— WHAT THE TASK ASKS —
Which lines in the records below contain the word "Position"? Copy each of them.

[A block of data]
::::::::::

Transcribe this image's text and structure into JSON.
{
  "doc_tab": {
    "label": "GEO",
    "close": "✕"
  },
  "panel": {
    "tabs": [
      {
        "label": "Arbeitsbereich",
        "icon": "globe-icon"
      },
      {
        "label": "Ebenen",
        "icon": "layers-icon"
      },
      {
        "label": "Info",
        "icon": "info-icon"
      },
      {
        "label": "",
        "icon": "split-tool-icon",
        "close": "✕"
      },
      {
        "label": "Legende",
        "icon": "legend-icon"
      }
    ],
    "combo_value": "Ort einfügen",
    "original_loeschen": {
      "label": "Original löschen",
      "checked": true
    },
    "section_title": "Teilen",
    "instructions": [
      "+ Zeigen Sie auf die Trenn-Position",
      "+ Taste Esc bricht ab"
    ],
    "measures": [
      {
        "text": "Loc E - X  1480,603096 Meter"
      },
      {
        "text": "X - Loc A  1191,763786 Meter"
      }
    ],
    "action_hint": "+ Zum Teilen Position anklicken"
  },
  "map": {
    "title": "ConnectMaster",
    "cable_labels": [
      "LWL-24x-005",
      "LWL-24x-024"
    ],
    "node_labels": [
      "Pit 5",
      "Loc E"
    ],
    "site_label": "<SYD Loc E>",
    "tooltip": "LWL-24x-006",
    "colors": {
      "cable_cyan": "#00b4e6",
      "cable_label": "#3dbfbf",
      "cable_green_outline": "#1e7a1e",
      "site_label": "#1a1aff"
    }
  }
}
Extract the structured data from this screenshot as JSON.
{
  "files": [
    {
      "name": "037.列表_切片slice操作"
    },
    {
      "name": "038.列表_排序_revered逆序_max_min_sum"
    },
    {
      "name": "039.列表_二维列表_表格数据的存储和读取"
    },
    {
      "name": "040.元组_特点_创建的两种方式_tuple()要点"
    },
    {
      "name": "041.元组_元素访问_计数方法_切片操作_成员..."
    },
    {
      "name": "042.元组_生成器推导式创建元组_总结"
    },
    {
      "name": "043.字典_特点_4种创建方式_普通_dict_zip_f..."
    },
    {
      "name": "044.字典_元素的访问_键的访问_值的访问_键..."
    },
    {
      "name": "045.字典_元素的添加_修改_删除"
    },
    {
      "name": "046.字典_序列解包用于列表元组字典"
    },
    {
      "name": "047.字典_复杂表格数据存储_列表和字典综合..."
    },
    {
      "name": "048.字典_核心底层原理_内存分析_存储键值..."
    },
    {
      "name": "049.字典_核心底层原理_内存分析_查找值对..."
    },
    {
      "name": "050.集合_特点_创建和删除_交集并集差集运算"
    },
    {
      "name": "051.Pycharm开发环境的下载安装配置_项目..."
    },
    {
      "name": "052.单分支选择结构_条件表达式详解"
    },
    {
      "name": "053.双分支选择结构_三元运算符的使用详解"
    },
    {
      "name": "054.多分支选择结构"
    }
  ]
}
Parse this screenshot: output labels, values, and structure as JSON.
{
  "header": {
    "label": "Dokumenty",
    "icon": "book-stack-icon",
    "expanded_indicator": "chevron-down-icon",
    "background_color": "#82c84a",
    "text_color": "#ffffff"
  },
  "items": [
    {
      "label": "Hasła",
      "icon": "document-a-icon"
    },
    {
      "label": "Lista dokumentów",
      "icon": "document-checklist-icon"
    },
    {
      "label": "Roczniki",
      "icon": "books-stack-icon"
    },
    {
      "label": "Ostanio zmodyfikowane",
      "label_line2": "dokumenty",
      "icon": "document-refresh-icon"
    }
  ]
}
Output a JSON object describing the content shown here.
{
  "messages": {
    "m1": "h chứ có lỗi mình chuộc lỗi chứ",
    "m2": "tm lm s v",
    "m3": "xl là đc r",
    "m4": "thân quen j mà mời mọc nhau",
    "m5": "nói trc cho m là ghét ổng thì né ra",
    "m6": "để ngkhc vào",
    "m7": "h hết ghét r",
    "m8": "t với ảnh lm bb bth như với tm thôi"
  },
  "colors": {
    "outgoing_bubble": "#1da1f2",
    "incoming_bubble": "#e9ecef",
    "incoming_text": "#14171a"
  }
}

::::::::::

— ANSWER FOR THIS EXERCISE —
      "+ Zeigen Sie auf die Trenn-Position",
    "action_hint": "+ Zum Teilen Position anklicken"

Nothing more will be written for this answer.